FRAGMENTO DEL DOCUMENTO:
- - -
Lo bueno y lo malo de las instituciones:
Causa o consecuencia de los procesos en la sociedad, la importancia de la institucionalidad para el cumplimiento de las reglas, desde la perspectiva de las ciencias sociales. El funcionamiento en América Latina y el debate permanente de su rol en los suce
causa o consecuencia de los procesos en la sociedad, la importancia –muchas veces cuestionada– de la institucionalidad para el cumplimiento de las reglas, desde la perspec- tiva de las ciencias sociales. El funcionamiento en América Latina y el debate permanente de su rol en los sucesos políticos. Por Carlos H. Acuña y Mariana Chudnovsky.
Son las instituciones las que forjan los procesos sociales o son los procesos sociales los que crean su institucionalidad? […] Las distintas formas de responder a esa pregunta refieren a si las instituciones importan o no para explicar procesos políticos y sociales; en definitiva, remiten a si los problemas que explican gran parte de nuestras dificultades como sociedad –y, consecuentemente, también sus soluciones– radican en la institucionalidad […]
En las explicaciones de las ciencias sociales las instituciones han importado, dejado de importar y vuelto a importar por muy diversas razones. Es más, para aquellos que consideran que importan (como causas de procesos sociopolíticos y no meras consecuencias de factores más profundos), existen grandes diferencias sobre qué son las instituciones y cuáles importan y por qué, por lo que el debate no se agota en la importancia o la falta de importancia de las instituciones, sino que derrama hacia la discusión sobre qué es lo que importa de las instituciones, y por qué es eso y no otra cosa.
- - -
MATERIAL PARA PROCESAR:
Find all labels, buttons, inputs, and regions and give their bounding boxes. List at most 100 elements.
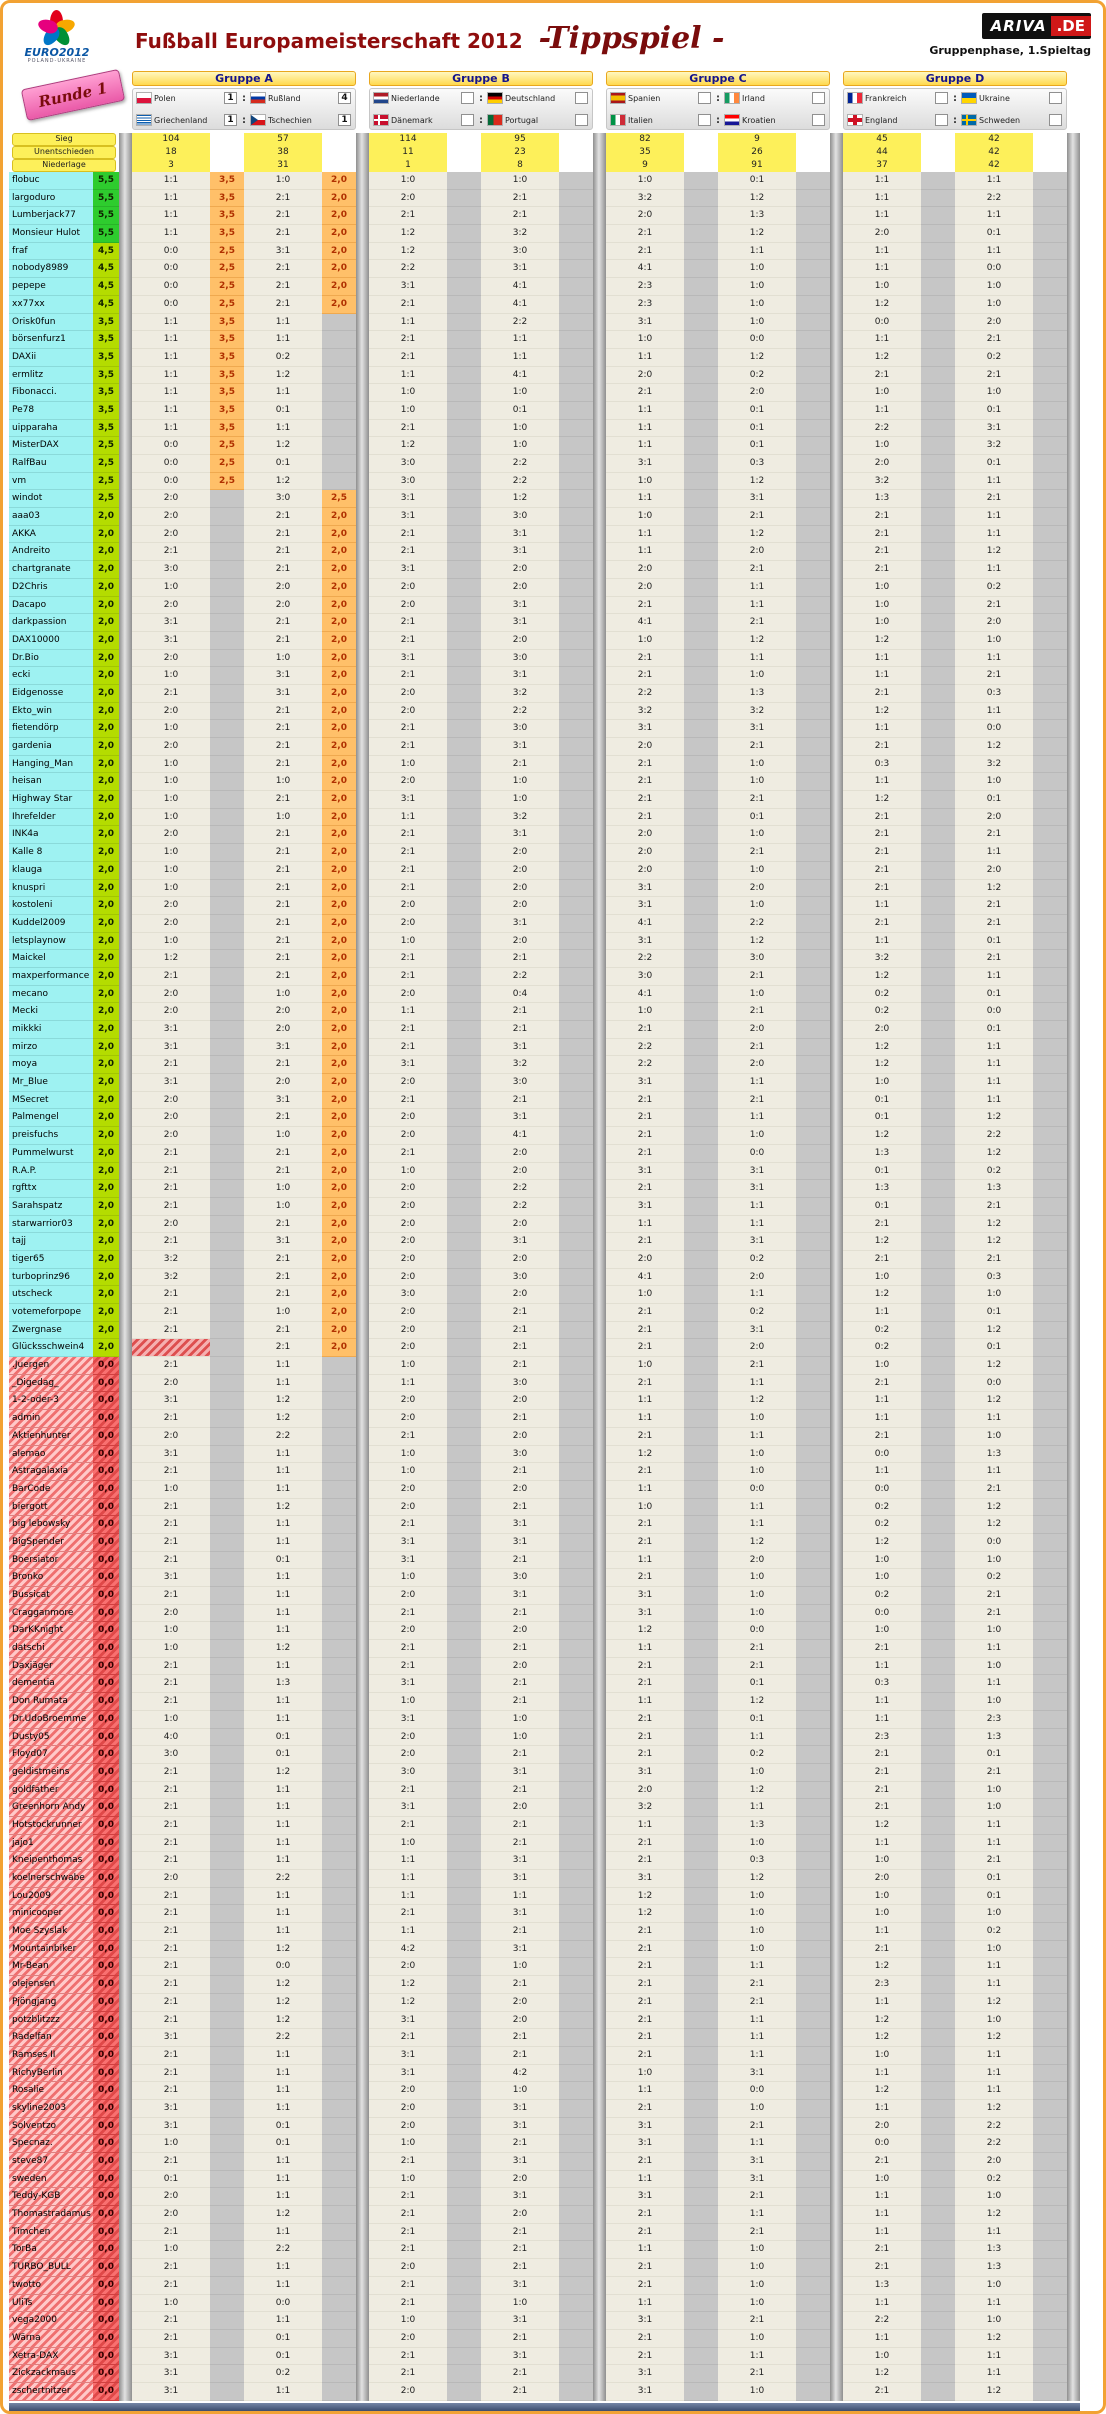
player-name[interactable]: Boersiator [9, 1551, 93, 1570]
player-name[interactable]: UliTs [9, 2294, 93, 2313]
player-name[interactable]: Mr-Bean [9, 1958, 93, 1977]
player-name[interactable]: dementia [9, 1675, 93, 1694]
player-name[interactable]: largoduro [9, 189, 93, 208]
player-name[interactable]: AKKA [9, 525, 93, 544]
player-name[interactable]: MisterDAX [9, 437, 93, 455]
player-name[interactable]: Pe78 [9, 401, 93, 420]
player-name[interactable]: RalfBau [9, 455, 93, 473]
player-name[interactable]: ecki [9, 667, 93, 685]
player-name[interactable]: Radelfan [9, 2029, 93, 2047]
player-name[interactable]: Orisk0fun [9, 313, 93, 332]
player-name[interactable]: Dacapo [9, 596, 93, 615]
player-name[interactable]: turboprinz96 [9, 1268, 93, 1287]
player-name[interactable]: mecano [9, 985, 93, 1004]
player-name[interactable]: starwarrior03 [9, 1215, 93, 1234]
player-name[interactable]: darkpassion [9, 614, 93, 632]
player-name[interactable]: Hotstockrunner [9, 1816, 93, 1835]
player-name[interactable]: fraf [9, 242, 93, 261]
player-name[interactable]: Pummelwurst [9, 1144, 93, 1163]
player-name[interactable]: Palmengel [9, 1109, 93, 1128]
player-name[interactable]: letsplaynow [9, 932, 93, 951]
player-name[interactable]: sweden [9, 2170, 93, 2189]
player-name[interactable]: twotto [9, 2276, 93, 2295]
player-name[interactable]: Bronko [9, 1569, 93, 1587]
- - -
TAREAS ESCRITAS:
- A) Reemplaza "América Latina" por "Latinoamérica" en el texto sobre las instituciones y reescribe el pasaje que empieza en las palabras "Lo bueno y lo" y termina después de "y Mariana Chudnovsky.".
- B) Transcribe sin cambios las líneas de los registros, desde la que contiene "player-name[interactable]: Boersiator [9, 1551, 93, 1570]" hasta el final de los registros, ambas incluidas.
El texto y los registros no guardan ninguna relación entre sí.

RESPUESTAS ESPERADAS:
- A)
Lo bueno y lo malo de las instituciones:
Causa o consecuencia de los procesos en la sociedad, la importancia de la institucionalidad para el cumplimiento de las reglas, desde la perspectiva de las ciencias sociales. El funcionamiento en Latinoamérica y el debate permanente de su rol en los suce
causa o consecuencia de los procesos en la sociedad, la importancia –muchas veces cuestionada– de la institucionalidad para el cumplimiento de las reglas, desde la perspec- tiva de las ciencias sociales. El funcionamiento en Latinoamérica y el debate permanente de su rol en los sucesos políticos. Por Carlos H. Acuña y Mariana Chudnovsky.

- B)
player-name[interactable]: Boersiator [9, 1551, 93, 1570]
player-name[interactable]: UliTs [9, 2294, 93, 2313]
player-name[interactable]: Mr-Bean [9, 1958, 93, 1977]
player-name[interactable]: dementia [9, 1675, 93, 1694]
player-name[interactable]: largoduro [9, 189, 93, 208]
player-name[interactable]: AKKA [9, 525, 93, 544]
player-name[interactable]: MisterDAX [9, 437, 93, 455]
player-name[interactable]: Pe78 [9, 401, 93, 420]
player-name[interactable]: RalfBau [9, 455, 93, 473]
player-name[interactable]: ecki [9, 667, 93, 685]
player-name[interactable]: Radelfan [9, 2029, 93, 2047]
player-name[interactable]: Orisk0fun [9, 313, 93, 332]
player-name[interactable]: Dacapo [9, 596, 93, 615]
player-name[interactable]: turboprinz96 [9, 1268, 93, 1287]
player-name[interactable]: mecano [9, 985, 93, 1004]
player-name[interactable]: starwarrior03 [9, 1215, 93, 1234]
player-name[interactable]: darkpassion [9, 614, 93, 632]
player-name[interactable]: Hotstockrunner [9, 1816, 93, 1835]
player-name[interactable]: fraf [9, 242, 93, 261]
player-name[interactable]: Pummelwurst [9, 1144, 93, 1163]
player-name[interactable]: Palmengel [9, 1109, 93, 1128]
player-name[interactable]: letsplaynow [9, 932, 93, 951]
player-name[interactable]: sweden [9, 2170, 93, 2189]
player-name[interactable]: twotto [9, 2276, 93, 2295]
player-name[interactable]: Bronko [9, 1569, 93, 1587]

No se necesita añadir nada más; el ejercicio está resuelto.